━━ DATASET RECORDS

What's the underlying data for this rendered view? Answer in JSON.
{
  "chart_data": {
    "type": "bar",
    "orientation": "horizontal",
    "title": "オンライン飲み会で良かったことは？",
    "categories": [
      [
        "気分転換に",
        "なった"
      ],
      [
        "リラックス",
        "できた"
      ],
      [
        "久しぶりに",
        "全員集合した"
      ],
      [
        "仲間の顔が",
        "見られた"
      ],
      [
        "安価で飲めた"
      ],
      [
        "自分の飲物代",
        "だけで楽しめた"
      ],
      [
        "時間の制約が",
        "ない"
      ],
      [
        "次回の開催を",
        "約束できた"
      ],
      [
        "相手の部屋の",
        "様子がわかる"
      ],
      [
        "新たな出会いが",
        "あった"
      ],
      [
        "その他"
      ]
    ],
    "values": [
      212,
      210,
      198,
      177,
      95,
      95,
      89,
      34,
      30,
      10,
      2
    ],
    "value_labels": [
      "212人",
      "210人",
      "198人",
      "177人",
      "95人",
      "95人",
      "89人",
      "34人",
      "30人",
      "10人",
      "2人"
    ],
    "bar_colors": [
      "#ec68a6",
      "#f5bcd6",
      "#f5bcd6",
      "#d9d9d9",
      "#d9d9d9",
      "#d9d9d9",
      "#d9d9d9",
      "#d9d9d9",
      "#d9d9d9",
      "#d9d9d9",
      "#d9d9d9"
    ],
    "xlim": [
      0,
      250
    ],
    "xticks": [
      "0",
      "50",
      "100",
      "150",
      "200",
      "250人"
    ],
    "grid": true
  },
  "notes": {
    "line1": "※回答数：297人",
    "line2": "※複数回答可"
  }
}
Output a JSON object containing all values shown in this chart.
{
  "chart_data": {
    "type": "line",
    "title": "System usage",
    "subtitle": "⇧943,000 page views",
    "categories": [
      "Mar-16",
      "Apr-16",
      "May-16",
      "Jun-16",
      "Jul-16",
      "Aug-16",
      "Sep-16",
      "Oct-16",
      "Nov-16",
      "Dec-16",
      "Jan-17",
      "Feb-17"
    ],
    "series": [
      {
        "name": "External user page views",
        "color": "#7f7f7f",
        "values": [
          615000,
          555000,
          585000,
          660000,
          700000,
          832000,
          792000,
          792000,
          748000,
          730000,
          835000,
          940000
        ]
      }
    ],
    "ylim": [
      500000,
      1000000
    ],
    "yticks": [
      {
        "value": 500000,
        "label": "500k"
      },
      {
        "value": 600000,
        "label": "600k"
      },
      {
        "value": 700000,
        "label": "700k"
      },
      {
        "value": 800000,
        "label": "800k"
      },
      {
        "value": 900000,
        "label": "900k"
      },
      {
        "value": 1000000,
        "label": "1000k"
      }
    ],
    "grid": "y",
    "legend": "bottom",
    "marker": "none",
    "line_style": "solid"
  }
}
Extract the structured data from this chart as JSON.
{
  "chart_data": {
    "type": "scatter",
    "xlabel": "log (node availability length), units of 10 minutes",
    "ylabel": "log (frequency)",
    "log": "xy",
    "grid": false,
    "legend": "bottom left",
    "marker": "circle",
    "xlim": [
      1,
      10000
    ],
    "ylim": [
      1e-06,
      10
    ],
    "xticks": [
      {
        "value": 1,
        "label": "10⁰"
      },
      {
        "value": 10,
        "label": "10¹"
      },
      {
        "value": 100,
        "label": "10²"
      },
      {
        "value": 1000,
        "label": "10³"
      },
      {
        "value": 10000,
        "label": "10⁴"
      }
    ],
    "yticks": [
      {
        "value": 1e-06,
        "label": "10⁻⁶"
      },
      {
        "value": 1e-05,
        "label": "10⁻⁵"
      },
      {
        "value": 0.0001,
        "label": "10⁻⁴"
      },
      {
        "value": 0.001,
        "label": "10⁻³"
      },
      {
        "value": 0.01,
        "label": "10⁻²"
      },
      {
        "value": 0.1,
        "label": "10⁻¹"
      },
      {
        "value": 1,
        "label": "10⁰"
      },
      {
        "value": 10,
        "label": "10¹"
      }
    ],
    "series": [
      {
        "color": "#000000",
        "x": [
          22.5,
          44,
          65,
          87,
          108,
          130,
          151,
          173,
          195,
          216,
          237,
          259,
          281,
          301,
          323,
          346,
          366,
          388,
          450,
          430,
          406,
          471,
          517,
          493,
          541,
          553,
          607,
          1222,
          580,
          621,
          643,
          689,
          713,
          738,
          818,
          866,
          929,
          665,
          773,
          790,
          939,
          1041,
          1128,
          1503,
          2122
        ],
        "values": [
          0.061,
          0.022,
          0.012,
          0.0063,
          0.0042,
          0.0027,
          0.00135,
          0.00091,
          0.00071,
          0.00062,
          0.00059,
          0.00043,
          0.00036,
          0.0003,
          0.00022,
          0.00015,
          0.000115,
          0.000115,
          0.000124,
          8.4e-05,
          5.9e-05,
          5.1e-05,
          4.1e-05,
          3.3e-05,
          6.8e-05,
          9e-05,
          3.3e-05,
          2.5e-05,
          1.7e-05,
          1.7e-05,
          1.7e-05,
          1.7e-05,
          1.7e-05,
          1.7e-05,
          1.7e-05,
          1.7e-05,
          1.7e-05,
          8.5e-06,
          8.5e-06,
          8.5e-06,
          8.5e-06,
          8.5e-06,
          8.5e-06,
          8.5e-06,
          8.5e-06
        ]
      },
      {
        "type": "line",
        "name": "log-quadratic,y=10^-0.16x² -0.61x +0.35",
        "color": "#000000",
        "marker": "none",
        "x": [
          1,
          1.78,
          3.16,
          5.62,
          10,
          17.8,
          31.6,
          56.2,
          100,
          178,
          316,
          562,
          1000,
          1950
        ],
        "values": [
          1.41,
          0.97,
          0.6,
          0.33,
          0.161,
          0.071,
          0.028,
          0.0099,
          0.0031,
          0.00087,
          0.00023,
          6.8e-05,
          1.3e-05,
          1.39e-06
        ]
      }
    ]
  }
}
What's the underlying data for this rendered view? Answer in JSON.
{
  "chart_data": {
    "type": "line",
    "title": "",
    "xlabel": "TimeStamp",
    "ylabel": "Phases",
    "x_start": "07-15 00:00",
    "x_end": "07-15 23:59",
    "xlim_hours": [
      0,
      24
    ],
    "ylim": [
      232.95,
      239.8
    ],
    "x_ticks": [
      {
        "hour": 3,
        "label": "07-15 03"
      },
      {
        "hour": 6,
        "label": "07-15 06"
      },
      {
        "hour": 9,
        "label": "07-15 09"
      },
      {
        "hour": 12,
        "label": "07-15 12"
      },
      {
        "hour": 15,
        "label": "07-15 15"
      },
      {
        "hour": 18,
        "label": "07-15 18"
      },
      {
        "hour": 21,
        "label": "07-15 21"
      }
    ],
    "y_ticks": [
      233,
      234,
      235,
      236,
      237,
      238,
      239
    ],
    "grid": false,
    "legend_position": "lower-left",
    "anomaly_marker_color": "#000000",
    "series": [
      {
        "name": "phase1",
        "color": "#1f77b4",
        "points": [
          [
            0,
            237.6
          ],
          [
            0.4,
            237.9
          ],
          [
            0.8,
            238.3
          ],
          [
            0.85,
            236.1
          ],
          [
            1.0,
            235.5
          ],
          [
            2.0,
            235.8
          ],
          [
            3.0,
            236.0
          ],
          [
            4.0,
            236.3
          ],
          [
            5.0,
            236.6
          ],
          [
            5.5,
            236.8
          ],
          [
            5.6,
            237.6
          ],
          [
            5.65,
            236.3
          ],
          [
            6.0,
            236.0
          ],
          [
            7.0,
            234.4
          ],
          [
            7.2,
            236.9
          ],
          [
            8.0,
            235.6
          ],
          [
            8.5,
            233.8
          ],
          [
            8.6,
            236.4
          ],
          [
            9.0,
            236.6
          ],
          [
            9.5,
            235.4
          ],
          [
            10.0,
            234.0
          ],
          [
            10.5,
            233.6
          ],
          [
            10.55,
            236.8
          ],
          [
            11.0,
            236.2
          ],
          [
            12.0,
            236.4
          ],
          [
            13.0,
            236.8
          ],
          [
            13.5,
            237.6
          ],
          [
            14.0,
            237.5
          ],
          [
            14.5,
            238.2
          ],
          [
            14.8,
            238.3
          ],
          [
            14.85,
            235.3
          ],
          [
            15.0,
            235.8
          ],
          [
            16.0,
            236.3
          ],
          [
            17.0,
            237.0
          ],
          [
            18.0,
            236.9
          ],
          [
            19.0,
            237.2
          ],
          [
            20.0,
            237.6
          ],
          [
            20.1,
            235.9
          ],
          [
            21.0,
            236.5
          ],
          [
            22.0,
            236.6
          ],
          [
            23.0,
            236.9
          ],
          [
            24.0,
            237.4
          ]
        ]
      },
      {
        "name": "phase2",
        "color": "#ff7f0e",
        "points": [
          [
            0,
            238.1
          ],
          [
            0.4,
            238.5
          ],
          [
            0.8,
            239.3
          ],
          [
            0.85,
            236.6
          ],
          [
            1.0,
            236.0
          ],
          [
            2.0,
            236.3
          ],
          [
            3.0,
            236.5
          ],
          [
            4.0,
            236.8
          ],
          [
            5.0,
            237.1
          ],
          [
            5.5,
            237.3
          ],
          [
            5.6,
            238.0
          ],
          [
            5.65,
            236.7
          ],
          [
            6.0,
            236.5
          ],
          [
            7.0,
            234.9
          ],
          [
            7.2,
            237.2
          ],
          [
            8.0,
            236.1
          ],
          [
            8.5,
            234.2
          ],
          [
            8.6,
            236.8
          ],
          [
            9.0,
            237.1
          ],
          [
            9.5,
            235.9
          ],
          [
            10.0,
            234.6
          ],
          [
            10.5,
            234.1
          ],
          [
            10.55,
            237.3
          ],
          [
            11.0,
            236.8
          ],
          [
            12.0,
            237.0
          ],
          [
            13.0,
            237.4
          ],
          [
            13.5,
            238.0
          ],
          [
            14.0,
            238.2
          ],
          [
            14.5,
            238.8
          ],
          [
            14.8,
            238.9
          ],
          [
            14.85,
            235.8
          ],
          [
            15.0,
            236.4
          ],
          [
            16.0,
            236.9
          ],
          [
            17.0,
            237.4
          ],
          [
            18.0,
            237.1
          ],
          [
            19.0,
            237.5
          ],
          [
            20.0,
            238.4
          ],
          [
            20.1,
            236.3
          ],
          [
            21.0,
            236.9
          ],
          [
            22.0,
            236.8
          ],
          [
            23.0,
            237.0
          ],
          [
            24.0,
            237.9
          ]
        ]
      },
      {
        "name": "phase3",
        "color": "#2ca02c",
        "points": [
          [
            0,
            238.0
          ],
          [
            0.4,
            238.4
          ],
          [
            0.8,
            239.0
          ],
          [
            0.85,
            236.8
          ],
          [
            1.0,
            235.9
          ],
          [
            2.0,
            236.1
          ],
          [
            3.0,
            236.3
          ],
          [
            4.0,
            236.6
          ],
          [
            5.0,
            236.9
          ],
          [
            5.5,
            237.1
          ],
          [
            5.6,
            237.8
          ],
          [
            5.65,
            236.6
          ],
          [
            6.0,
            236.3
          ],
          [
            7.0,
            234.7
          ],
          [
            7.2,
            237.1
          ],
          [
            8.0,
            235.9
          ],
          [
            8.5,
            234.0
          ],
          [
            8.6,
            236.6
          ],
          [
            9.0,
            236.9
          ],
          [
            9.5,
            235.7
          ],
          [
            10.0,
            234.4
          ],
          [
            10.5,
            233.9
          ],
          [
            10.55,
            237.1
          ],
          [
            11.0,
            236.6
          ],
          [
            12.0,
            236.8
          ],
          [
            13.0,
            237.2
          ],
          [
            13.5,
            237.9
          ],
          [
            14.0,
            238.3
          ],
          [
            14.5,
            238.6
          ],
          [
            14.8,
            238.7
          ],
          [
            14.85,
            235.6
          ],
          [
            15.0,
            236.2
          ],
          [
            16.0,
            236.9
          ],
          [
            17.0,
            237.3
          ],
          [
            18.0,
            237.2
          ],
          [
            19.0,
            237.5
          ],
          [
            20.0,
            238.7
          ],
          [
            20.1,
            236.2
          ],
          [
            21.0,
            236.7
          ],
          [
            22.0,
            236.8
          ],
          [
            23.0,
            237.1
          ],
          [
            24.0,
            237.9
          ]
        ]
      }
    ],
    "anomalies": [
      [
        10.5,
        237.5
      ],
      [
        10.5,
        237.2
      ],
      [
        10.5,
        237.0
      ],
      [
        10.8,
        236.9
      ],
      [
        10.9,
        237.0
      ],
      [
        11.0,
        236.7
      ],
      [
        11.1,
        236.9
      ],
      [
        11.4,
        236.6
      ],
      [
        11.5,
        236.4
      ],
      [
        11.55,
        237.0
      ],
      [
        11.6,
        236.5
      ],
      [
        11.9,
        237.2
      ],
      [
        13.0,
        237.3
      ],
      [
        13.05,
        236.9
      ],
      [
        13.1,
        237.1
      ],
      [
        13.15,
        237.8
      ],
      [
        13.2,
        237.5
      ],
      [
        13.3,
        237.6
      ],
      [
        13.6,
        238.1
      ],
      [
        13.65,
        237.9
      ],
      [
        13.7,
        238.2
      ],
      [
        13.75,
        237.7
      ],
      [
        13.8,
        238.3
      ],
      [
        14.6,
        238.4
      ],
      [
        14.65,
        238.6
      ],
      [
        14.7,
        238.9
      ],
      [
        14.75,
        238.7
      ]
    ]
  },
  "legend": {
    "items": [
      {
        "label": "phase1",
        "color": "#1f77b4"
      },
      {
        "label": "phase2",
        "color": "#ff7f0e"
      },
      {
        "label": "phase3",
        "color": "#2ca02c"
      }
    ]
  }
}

━━━━

- AIM OF THE TASK:
Working from the listing above, pick out every line that has "name" and copy it.

- EXERCISE RESPONSE:
        "name": "External user page views",
        "name": "log-quadratic,y=10^-0.16x² -0.61x +0.35",
        "name": "phase1",
        "name": "phase2",
        "name": "phase3",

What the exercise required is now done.